▸ **What is required**: Every line from the one containing "Read all visible content and emit it as JSON." through the end of the listing below goes in the output, exactly and without pictures.

— Start Stored rows —

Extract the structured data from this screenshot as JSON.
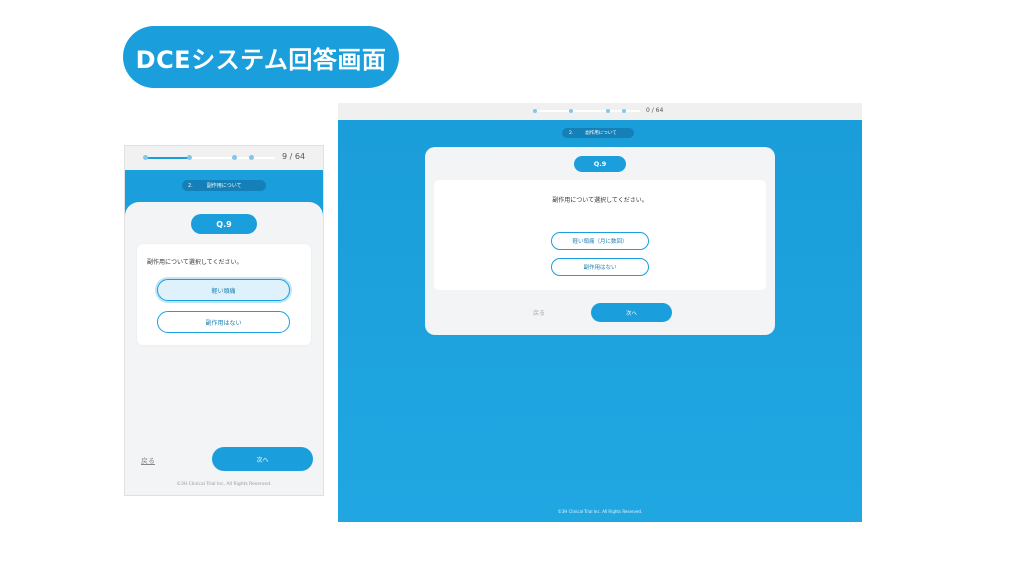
{
  "header": {
    "title": "DCEシステム回答画面"
  },
  "mobile": {
    "progress": {
      "count": "9 / 64",
      "fraction": 0.34
    },
    "section": {
      "number": "2.",
      "label": "副作用について"
    },
    "question_number": "Q.9",
    "question_text": "副作用について選択してください。",
    "options": [
      {
        "label": "軽い頭痛",
        "selected": true
      },
      {
        "label": "副作用はない",
        "selected": false
      }
    ],
    "back_label": "戻る",
    "next_label": "次へ",
    "copyright": "©3H Clinical Trial Inc. All Rights Reserved."
  },
  "desktop": {
    "progress": {
      "count": "0 / 64"
    },
    "section": {
      "number": "2.",
      "label": "副作用について"
    },
    "question_number": "Q.9",
    "question_text": "副作用について選択してください。",
    "options": [
      {
        "label": "軽い頭痛（月に数回）",
        "selected": false
      },
      {
        "label": "副作用はない",
        "selected": false
      }
    ],
    "back_label": "戻る",
    "next_label": "次へ",
    "copyright": "©3H Clinical Trial Inc. All Rights Reserved."
  },
  "colors": {
    "accent": "#1b9fdc",
    "accent_dark": "#1580b8",
    "card": "#f3f4f5"
  }
}
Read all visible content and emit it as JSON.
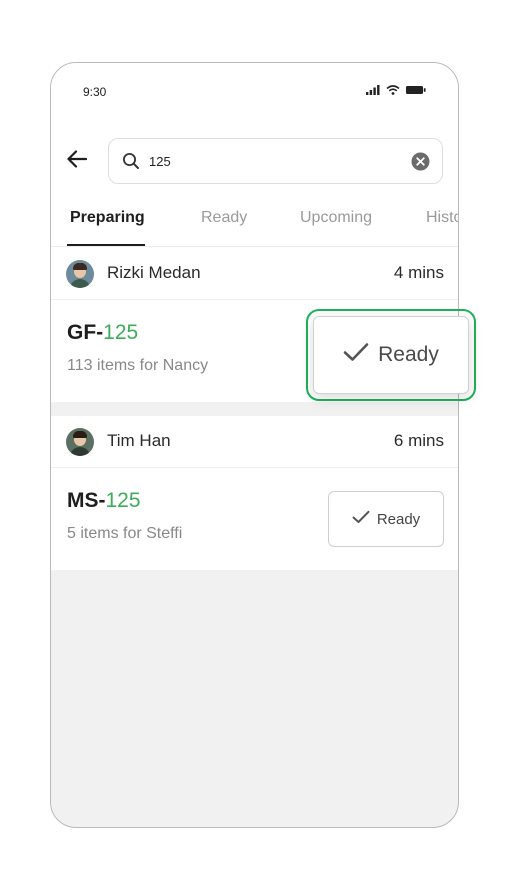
{
  "status_bar": {
    "time": "9:30",
    "icons": [
      "signal-icon",
      "wifi-icon",
      "battery-icon"
    ]
  },
  "search": {
    "value": "125",
    "icons": {
      "back": "arrow-left-icon",
      "search": "search-icon",
      "clear": "clear-icon"
    }
  },
  "tabs": [
    {
      "label": "Preparing",
      "active": true
    },
    {
      "label": "Ready",
      "active": false
    },
    {
      "label": "Upcoming",
      "active": false
    },
    {
      "label": "Histo",
      "active": false
    }
  ],
  "orders": [
    {
      "customer": "Rizki Medan",
      "elapsed": "4 mins",
      "id_prefix": "GF-",
      "id_number": "125",
      "summary": "113 items for Nancy",
      "action_label": "Ready"
    },
    {
      "customer": "Tim Han",
      "elapsed": "6 mins",
      "id_prefix": "MS-",
      "id_number": "125",
      "summary": "5 items for Steffi",
      "action_label": "Ready"
    }
  ],
  "colors": {
    "accent_green": "#3cac5a",
    "highlight_border": "#1fb25a",
    "background": "#f1f1f1"
  }
}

— End Stored rows —

▸ **The reply**:
Read all visible content and emit it as JSON.
{
  "status_bar": {
    "time": "9:30",
    "icons": [
      "signal-icon",
      "wifi-icon",
      "battery-icon"
    ]
  },
  "search": {
    "value": "125",
    "icons": {
      "back": "arrow-left-icon",
      "search": "search-icon",
      "clear": "clear-icon"
    }
  },
  "tabs": [
    {
      "label": "Preparing",
      "active": true
    },
    {
      "label": "Ready",
      "active": false
    },
    {
      "label": "Upcoming",
      "active": false
    },
    {
      "label": "Histo",
      "active": false
    }
  ],
  "orders": [
    {
      "customer": "Rizki Medan",
      "elapsed": "4 mins",
      "id_prefix": "GF-",
      "id_number": "125",
      "summary": "113 items for Nancy",
      "action_label": "Ready"
    },
    {
      "customer": "Tim Han",
      "elapsed": "6 mins",
      "id_prefix": "MS-",
      "id_number": "125",
      "summary": "5 items for Steffi",
      "action_label": "Ready"
    }
  ],
  "colors": {
    "accent_green": "#3cac5a",
    "highlight_border": "#1fb25a",
    "background": "#f1f1f1"
  }
}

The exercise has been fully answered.